[Box annotation data]
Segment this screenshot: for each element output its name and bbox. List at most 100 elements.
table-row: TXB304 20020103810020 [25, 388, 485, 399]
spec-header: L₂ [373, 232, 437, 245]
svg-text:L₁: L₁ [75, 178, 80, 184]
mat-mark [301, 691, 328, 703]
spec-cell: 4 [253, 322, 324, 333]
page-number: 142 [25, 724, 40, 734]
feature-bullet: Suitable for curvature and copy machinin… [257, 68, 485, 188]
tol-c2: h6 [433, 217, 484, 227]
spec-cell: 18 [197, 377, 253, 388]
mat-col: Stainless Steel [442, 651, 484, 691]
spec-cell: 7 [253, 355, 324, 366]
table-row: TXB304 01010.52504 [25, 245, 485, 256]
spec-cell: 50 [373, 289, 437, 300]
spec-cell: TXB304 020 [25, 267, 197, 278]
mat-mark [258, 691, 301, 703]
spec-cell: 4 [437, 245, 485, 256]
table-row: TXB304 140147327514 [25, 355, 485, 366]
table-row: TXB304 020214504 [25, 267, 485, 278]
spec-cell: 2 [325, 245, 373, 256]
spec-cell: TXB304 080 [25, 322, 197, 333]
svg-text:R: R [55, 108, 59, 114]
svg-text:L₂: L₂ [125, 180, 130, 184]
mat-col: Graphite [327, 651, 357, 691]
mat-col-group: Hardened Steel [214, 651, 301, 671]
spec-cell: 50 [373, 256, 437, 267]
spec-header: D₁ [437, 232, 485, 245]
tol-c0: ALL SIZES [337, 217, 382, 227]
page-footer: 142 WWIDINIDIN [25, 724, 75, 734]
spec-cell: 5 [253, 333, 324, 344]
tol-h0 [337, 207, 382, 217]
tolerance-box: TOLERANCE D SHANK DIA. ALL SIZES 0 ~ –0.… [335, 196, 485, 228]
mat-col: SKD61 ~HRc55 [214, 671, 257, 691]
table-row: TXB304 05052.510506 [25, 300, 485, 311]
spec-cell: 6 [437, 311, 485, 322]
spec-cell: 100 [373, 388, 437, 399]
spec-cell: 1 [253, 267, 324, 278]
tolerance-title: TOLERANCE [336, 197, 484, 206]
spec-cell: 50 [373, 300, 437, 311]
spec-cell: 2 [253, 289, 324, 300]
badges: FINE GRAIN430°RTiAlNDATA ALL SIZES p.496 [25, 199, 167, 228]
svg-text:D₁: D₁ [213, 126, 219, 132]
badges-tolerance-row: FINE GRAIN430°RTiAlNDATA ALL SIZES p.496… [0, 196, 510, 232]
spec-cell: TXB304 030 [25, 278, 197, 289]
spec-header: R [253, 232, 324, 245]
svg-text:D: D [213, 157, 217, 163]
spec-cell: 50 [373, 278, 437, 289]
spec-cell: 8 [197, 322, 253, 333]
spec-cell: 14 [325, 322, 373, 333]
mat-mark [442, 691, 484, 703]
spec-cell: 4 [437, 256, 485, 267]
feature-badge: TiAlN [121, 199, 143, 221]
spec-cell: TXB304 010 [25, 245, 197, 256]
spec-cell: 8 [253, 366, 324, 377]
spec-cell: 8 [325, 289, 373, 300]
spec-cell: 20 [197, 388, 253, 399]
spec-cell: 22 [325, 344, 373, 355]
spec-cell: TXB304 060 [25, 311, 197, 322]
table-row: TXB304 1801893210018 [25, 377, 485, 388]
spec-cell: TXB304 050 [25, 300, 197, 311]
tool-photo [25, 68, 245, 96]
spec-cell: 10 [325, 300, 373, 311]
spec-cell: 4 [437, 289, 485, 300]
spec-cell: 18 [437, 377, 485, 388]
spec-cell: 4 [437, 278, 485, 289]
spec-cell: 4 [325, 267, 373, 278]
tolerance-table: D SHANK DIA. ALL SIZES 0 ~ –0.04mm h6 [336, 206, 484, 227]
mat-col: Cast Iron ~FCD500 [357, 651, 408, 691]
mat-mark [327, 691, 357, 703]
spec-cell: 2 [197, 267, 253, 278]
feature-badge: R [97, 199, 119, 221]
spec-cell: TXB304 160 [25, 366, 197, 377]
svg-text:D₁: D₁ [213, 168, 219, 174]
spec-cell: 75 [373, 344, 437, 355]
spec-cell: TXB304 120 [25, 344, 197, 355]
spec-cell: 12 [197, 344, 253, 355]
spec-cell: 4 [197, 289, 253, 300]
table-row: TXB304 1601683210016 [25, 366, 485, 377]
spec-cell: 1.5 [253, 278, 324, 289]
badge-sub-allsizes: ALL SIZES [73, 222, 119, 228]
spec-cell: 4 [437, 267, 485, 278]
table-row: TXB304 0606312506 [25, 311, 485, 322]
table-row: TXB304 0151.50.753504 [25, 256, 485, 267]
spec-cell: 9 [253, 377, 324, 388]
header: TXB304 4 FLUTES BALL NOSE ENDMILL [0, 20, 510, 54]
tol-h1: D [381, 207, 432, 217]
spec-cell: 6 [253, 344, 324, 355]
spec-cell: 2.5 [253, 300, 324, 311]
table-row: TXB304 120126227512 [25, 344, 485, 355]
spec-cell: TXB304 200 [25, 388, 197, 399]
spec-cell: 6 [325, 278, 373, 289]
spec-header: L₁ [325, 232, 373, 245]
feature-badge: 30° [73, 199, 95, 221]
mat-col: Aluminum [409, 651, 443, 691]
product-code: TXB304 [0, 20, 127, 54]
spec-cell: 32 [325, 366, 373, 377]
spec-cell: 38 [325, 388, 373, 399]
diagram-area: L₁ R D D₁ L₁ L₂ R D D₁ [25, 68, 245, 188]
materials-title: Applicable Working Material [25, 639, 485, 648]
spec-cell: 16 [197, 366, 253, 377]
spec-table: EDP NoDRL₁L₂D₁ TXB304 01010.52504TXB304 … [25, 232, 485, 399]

**Prompt:** Convert everything from the start of the data down to the line containing "spec-cell: 18 [197, 377, 253, 388]", inclusive, into a JSON list of strings with one string per line and blank lines omitted.

**Result of this exercise:**
[
  "Segment this screenshot: for each element output its name and bbox. List at most 100 elements.",
  "table-row: TXB304 20020103810020 [25, 388, 485, 399]",
  "spec-header: L₂ [373, 232, 437, 245]",
  "svg-text:L₁: L₁ [75, 178, 80, 184]",
  "mat-mark [301, 691, 328, 703]",
  "spec-cell: 4 [253, 322, 324, 333]",
  "page-number: 142 [25, 724, 40, 734]",
  "feature-bullet: Suitable for curvature and copy machinin… [257, 68, 485, 188]",
  "tol-c2: h6 [433, 217, 484, 227]",
  "spec-cell: 18 [197, 377, 253, 388]"
]